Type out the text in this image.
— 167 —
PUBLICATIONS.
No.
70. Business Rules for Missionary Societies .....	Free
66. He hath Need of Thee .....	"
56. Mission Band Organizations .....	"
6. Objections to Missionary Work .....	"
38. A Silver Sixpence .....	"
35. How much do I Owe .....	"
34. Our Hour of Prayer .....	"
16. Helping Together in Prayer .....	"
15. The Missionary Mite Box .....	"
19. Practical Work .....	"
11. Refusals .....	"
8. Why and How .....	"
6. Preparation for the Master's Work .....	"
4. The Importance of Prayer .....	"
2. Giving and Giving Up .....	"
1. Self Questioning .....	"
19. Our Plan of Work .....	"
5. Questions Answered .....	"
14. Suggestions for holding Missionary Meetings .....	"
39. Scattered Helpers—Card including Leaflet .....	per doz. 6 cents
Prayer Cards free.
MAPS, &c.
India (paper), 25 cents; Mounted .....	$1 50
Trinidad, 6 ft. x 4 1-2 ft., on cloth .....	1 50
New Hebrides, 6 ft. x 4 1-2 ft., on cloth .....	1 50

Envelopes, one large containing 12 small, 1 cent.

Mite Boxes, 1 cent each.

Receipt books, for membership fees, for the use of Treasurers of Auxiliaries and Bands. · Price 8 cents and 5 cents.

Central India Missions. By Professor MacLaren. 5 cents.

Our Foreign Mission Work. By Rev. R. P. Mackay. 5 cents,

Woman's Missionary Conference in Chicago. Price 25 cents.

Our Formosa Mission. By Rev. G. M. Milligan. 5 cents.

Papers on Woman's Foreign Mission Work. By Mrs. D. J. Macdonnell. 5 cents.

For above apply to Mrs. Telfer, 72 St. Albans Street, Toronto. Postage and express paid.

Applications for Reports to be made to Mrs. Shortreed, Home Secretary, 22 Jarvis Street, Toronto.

——

In the entries above, identify each line that includes the string "Toronto", then copy it.

_COMPLETE ANSWER_:
For above apply to Mrs. Telfer, 72 St. Albans Street, Toronto. Postage and express paid.
Applications for Reports to be made to Mrs. Shortreed, Home Secretary, 22 Jarvis Street, Toronto.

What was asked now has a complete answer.